■ QUÉ HARÁS ■
(a) Según el texto sobre la relación entre China y Cuba, ¿con qué otros aliados de Cuba se compara el apoyo chino?
(b) Reproduce del texto sobre la relación entre China y Cuba el pasaje que empieza en "A pesar de las" y termina en "los últimos años.".
(c) Prosigue el texto sobre la relación entre China y Cuba a partir de su última oración.

■ FRAGMENTO ■
——————————

La relación entre China y Cuba, marcada por el afecto expresado por el líder chino Xi Jinping, se enfrenta a un momento crítico. Aunque Xi describe a Cuba como “buenos hermanos, buenos camaradas, buenos amigos”, la realidad es que el apoyo de China durante la crisis económica y energética que atraviesa la isla ha sido más cauteloso de lo que muchos esperaban. Este vínculo, que ha perdurado por décadas, se ha caracterizado por la cercanía ideológica y política, pero también por limitaciones significativas en sus acciones concretas.
Cuba ha sido un aliado estratégico para Pekín en América Latina, facilitando su influencia en la región. Sin embargo, las consideraciones económicas y geopolíticas han limitado el alcance del respaldo chino, a pesar de gestos de apoyo como la reestructuración de deudas y donaciones de alimentos y dinero destinadas a infraestructura energética. En este contexto, China ha intensificado su cooperación en el desarrollo de energías renovables, un área crucial para el futuro energético de la isla.
A pesar de las contribuciones, algunos expertos indican que la ayuda de China es insatisfactoria. Aunque ha mostrado oposición al bloqueo estadounidense, su apoyo ha sido considerado limitado, especialmente en comparación con otros aliados de Cuba como Rusia y Venezuela. La cautela de Pekín radica en su deseo de no antagonizar a Estados Unidos, cuyo interés en la región ha crecido en los últimos años.

——————————

■ ÍTEMS PROPORCIONADOS ■
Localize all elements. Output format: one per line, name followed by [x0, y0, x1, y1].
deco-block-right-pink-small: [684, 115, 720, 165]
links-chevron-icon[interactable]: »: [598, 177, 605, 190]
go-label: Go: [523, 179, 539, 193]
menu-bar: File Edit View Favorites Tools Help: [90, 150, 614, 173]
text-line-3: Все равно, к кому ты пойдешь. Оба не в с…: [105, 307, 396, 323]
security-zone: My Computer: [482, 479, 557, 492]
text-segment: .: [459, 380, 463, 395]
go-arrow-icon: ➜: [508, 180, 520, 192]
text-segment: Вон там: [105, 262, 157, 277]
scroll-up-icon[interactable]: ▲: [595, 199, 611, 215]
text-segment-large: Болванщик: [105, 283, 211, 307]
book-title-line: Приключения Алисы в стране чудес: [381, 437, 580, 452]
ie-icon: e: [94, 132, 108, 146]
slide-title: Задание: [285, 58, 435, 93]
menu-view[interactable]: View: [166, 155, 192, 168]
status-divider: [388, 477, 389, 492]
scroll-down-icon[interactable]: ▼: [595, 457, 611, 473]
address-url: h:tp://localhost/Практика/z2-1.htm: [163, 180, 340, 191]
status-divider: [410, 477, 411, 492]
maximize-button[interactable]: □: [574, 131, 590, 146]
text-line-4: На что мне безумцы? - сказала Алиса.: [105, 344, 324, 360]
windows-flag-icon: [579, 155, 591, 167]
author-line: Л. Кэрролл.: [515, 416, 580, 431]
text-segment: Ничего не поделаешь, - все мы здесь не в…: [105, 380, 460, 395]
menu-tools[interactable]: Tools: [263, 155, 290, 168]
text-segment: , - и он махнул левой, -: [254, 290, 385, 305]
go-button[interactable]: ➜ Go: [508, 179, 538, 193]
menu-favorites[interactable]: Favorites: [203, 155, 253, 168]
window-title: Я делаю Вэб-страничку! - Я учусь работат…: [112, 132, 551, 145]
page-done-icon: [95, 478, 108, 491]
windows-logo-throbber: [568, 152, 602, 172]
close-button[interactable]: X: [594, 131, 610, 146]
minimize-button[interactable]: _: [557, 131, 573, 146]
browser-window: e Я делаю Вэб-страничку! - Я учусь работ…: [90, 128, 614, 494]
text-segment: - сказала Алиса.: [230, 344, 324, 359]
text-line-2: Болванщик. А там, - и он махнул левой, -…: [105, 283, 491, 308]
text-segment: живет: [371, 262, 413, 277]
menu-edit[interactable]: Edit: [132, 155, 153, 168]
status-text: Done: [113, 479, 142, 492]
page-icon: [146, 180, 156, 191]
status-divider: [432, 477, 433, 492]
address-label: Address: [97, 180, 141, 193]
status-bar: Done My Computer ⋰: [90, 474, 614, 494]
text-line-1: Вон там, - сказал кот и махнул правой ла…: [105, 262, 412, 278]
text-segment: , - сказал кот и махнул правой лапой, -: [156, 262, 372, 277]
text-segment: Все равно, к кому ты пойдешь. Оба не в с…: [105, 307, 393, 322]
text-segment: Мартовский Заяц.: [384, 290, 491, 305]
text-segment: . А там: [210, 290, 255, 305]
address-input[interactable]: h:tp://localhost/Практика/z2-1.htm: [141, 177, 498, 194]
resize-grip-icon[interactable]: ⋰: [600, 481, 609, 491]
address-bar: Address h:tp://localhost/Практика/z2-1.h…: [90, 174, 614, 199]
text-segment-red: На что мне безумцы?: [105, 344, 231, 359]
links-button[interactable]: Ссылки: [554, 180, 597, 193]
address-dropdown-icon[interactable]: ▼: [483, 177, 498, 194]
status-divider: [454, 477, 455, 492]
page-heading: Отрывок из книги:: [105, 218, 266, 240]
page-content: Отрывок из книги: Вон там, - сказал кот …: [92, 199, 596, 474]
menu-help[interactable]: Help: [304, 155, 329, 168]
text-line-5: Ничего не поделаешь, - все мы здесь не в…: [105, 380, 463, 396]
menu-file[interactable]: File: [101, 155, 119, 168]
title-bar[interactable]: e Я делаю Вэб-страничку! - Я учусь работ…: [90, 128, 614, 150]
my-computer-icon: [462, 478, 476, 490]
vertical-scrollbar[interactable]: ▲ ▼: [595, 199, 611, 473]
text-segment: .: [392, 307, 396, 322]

——————————

■ RESULTADOS POR TAREA ■
(a) Con Rusia y Venezuela.

(b)
A pesar de las contribuciones, algunos expertos indican que la ayuda de China es insatisfactoria. Aunque ha mostrado oposición al bloqueo estadounidense, su apoyo ha sido considerado limitado, especialmente en comparación con otros aliados de Cuba como Rusia y Venezuela. La cautela de Pekín radica en su deseo de no antagonizar a Estados Unidos, cuyo interés en la región ha crecido en los últimos años.

(c)
El comercio entre China y Cuba refleja esta relación complicada. Cuba no es el socio comercial más importante para China en América Latina; de hecho, su influencia económica es mucho mayor con países como Brasil y Argentina. Las importaciones cubanas han disminuido, lo que indica una menor interdependencia comercial.
Los expertos subrayan que el contexto de las relaciones internacionales pesa en la forma en que China actúa. Las tensiones en torno a Taiwán influyen en la estrategia de Pekín; la ideología compartida con Cuba no es suficiente para que China arriesgue su equilibrio con Estados Unidos. Esta delicada danza entre apoyo y prudencia marca la relación actual, donde el futuro de Cuba se ve influido por factores globales más amplios.
La comunidad cubana enfrenta incertidumbres, esperando que su relación con China se traduce en un apoyo significativo, pero también consciente de que el equilibrio político y económico determinará el alcance de cualquier asistencia futura.